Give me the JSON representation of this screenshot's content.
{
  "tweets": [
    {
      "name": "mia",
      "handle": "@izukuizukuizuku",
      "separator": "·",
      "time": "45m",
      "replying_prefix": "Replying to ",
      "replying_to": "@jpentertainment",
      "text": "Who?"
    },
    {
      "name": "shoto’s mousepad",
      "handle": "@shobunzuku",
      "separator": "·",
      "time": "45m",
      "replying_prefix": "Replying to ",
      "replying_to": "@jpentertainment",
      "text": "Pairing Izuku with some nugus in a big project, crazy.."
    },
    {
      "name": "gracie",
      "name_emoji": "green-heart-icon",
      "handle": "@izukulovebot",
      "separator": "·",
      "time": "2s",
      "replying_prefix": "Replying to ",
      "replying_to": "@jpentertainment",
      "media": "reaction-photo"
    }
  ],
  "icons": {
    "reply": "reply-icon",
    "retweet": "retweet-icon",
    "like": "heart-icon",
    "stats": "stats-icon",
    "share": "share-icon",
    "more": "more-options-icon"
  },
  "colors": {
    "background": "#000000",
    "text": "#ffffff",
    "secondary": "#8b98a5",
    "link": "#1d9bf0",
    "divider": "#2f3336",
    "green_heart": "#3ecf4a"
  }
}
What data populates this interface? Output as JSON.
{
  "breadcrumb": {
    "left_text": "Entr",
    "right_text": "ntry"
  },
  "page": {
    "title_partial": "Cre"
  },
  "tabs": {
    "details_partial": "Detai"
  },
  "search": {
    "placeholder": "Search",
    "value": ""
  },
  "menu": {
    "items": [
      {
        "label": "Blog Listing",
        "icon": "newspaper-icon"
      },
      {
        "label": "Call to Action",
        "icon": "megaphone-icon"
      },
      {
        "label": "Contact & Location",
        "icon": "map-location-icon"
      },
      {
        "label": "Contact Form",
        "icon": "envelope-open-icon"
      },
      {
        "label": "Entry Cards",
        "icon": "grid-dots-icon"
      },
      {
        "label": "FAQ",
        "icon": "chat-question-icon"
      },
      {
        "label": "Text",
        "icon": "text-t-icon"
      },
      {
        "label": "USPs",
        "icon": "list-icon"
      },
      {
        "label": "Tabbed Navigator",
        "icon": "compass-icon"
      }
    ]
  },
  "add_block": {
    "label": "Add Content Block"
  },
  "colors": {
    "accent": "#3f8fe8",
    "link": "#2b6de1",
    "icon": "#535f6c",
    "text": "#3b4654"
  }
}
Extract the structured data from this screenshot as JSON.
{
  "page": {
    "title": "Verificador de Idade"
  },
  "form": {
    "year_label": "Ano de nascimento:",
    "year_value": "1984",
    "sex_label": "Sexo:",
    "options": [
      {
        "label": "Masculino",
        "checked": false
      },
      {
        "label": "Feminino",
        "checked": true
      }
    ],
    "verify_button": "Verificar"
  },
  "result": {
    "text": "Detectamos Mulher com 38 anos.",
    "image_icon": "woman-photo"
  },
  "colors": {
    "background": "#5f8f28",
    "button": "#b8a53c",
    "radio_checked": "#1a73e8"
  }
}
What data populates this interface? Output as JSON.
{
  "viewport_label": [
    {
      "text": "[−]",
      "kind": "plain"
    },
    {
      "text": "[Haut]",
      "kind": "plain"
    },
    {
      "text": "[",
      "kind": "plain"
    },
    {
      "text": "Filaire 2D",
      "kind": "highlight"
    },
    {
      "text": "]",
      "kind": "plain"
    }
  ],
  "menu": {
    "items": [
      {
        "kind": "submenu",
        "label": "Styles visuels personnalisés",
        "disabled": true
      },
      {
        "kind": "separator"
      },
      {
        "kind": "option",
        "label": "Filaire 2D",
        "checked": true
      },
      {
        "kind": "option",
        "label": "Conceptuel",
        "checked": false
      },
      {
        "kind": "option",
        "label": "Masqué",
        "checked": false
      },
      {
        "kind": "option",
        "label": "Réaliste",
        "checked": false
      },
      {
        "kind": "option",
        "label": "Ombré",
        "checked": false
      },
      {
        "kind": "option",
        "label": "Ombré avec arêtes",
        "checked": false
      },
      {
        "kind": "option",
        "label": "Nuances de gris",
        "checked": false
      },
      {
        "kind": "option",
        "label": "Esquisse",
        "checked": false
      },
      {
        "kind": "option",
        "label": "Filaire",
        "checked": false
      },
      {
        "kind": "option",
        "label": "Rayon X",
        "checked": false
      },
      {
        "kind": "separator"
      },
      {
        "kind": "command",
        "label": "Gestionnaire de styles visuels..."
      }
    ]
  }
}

STATED TASK: Without leaving anything out, give the entries again exactly.

EXERCISE RESULT:
Give me the JSON representation of this screenshot's content.
{
  "tweets": [
    {
      "name": "mia",
      "handle": "@izukuizukuizuku",
      "separator": "·",
      "time": "45m",
      "replying_prefix": "Replying to ",
      "replying_to": "@jpentertainment",
      "text": "Who?"
    },
    {
      "name": "shoto’s mousepad",
      "handle": "@shobunzuku",
      "separator": "·",
      "time": "45m",
      "replying_prefix": "Replying to ",
      "replying_to": "@jpentertainment",
      "text": "Pairing Izuku with some nugus in a big project, crazy.."
    },
    {
      "name": "gracie",
      "name_emoji": "green-heart-icon",
      "handle": "@izukulovebot",
      "separator": "·",
      "time": "2s",
      "replying_prefix": "Replying to ",
      "replying_to": "@jpentertainment",
      "media": "reaction-photo"
    }
  ],
  "icons": {
    "reply": "reply-icon",
    "retweet": "retweet-icon",
    "like": "heart-icon",
    "stats": "stats-icon",
    "share": "share-icon",
    "more": "more-options-icon"
  },
  "colors": {
    "background": "#000000",
    "text": "#ffffff",
    "secondary": "#8b98a5",
    "link": "#1d9bf0",
    "divider": "#2f3336",
    "green_heart": "#3ecf4a"
  }
}
What data populates this interface? Output as JSON.
{
  "breadcrumb": {
    "left_text": "Entr",
    "right_text": "ntry"
  },
  "page": {
    "title_partial": "Cre"
  },
  "tabs": {
    "details_partial": "Detai"
  },
  "search": {
    "placeholder": "Search",
    "value": ""
  },
  "menu": {
    "items": [
      {
        "label": "Blog Listing",
        "icon": "newspaper-icon"
      },
      {
        "label": "Call to Action",
        "icon": "megaphone-icon"
      },
      {
        "label": "Contact & Location",
        "icon": "map-location-icon"
      },
      {
        "label": "Contact Form",
        "icon": "envelope-open-icon"
      },
      {
        "label": "Entry Cards",
        "icon": "grid-dots-icon"
      },
      {
        "label": "FAQ",
        "icon": "chat-question-icon"
      },
      {
        "label": "Text",
        "icon": "text-t-icon"
      },
      {
        "label": "USPs",
        "icon": "list-icon"
      },
      {
        "label": "Tabbed Navigator",
        "icon": "compass-icon"
      }
    ]
  },
  "add_block": {
    "label": "Add Content Block"
  },
  "colors": {
    "accent": "#3f8fe8",
    "link": "#2b6de1",
    "icon": "#535f6c",
    "text": "#3b4654"
  }
}
Extract the structured data from this screenshot as JSON.
{
  "page": {
    "title": "Verificador de Idade"
  },
  "form": {
    "year_label": "Ano de nascimento:",
    "year_value": "1984",
    "sex_label": "Sexo:",
    "options": [
      {
        "label": "Masculino",
        "checked": false
      },
      {
        "label": "Feminino",
        "checked": true
      }
    ],
    "verify_button": "Verificar"
  },
  "result": {
    "text": "Detectamos Mulher com 38 anos.",
    "image_icon": "woman-photo"
  },
  "colors": {
    "background": "#5f8f28",
    "button": "#b8a53c",
    "radio_checked": "#1a73e8"
  }
}
What data populates this interface? Output as JSON.
{
  "viewport_label": [
    {
      "text": "[−]",
      "kind": "plain"
    },
    {
      "text": "[Haut]",
      "kind": "plain"
    },
    {
      "text": "[",
      "kind": "plain"
    },
    {
      "text": "Filaire 2D",
      "kind": "highlight"
    },
    {
      "text": "]",
      "kind": "plain"
    }
  ],
  "menu": {
    "items": [
      {
        "kind": "submenu",
        "label": "Styles visuels personnalisés",
        "disabled": true
      },
      {
        "kind": "separator"
      },
      {
        "kind": "option",
        "label": "Filaire 2D",
        "checked": true
      },
      {
        "kind": "option",
        "label": "Conceptuel",
        "checked": false
      },
      {
        "kind": "option",
        "label": "Masqué",
        "checked": false
      },
      {
        "kind": "option",
        "label": "Réaliste",
        "checked": false
      },
      {
        "kind": "option",
        "label": "Ombré",
        "checked": false
      },
      {
        "kind": "option",
        "label": "Ombré avec arêtes",
        "checked": false
      },
      {
        "kind": "option",
        "label": "Nuances de gris",
        "checked": false
      },
      {
        "kind": "option",
        "label": "Esquisse",
        "checked": false
      },
      {
        "kind": "option",
        "label": "Filaire",
        "checked": false
      },
      {
        "kind": "option",
        "label": "Rayon X",
        "checked": false
      },
      {
        "kind": "separator"
      },
      {
        "kind": "command",
        "label": "Gestionnaire de styles visuels..."
      }
    ]
  }
}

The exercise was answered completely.